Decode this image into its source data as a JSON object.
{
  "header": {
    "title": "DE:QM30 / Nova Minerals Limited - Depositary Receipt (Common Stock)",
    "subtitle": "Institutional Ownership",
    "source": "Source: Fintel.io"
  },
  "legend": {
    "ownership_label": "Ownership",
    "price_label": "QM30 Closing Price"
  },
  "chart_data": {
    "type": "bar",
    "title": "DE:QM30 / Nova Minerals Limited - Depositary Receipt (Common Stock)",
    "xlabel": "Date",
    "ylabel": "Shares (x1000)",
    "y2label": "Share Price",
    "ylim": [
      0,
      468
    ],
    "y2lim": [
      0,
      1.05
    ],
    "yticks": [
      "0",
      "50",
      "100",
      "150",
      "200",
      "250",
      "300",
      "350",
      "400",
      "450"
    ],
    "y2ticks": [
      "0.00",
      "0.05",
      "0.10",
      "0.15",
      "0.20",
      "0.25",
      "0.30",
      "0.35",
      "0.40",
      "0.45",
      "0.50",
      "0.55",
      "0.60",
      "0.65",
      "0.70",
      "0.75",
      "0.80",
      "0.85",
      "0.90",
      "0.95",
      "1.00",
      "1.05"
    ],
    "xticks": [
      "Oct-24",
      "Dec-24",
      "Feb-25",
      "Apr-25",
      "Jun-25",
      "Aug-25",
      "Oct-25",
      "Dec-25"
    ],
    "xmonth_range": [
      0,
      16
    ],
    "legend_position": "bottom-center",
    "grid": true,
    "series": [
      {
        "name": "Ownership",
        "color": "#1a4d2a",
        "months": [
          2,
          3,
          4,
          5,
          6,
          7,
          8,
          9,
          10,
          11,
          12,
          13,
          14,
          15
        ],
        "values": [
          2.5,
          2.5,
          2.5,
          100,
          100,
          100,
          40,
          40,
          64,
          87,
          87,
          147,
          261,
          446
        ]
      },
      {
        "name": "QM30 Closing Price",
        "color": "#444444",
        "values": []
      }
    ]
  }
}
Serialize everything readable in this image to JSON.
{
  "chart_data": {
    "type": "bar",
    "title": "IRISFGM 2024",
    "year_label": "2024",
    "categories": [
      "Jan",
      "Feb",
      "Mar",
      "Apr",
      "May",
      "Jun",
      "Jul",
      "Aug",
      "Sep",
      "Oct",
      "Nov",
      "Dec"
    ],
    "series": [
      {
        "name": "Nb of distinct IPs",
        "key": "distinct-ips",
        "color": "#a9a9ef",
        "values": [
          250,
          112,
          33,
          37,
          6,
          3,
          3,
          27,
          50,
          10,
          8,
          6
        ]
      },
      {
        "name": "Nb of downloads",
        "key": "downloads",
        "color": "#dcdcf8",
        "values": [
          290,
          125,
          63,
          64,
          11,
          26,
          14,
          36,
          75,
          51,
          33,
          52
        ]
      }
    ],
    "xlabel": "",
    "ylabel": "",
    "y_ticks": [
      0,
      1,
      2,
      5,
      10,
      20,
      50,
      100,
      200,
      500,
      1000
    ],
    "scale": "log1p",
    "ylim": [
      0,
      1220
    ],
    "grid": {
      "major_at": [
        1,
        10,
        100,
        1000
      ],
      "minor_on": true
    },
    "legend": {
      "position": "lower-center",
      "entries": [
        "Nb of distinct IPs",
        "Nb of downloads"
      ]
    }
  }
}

## What the task asks
Among the entries above, identify all lines with "center" and copy them.

## Result
    "legend_position": "bottom-center",
      "position": "lower-center",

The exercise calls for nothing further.